------ Materials provided ------

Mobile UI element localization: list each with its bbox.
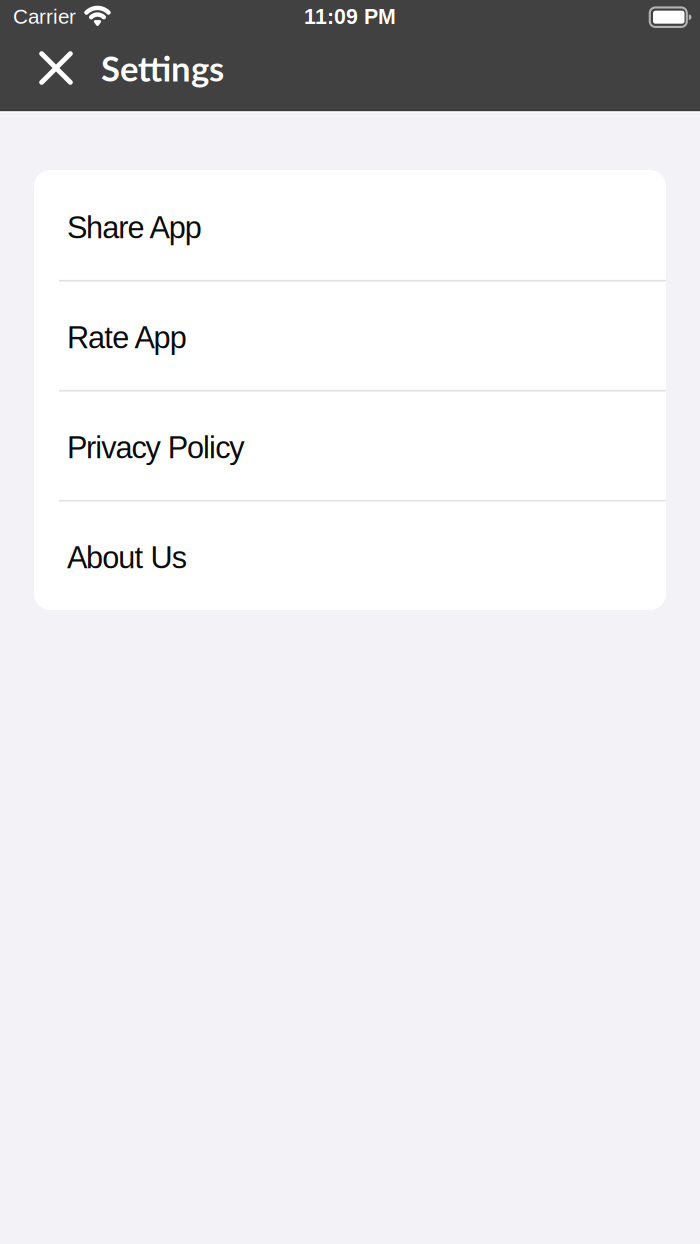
button[interactable]: Rate App (34, 280, 666, 390)
staticText: About Us (67, 540, 187, 575)
staticText: Settings (101, 47, 224, 89)
staticText: Privacy Policy (67, 430, 244, 465)
staticText: Rate App (67, 320, 187, 355)
staticText: Share App (67, 210, 202, 245)
button[interactable]: About Us (34, 500, 666, 610)
button[interactable]: Privacy Policy (34, 390, 666, 500)
button[interactable]: Share App (34, 170, 666, 280)
button[interactable]: Close (29, 41, 83, 95)
staticText: 11:09 PM (304, 5, 396, 28)
staticText: Carrier (13, 5, 76, 28)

------

• [Your instructions]: Duplicate the entries above line for line, leaving out the pictures.

• [Output]:
Mobile UI element localization: list each with its bbox.
button[interactable]: Rate App (34, 280, 666, 390)
staticText: About Us (67, 540, 187, 575)
staticText: Settings (101, 47, 224, 89)
staticText: Privacy Policy (67, 430, 244, 465)
staticText: Rate App (67, 320, 187, 355)
staticText: Share App (67, 210, 202, 245)
button[interactable]: About Us (34, 500, 666, 610)
button[interactable]: Privacy Policy (34, 390, 666, 500)
button[interactable]: Share App (34, 170, 666, 280)
button[interactable]: Close (29, 41, 83, 95)
staticText: 11:09 PM (304, 5, 396, 28)
staticText: Carrier (13, 5, 76, 28)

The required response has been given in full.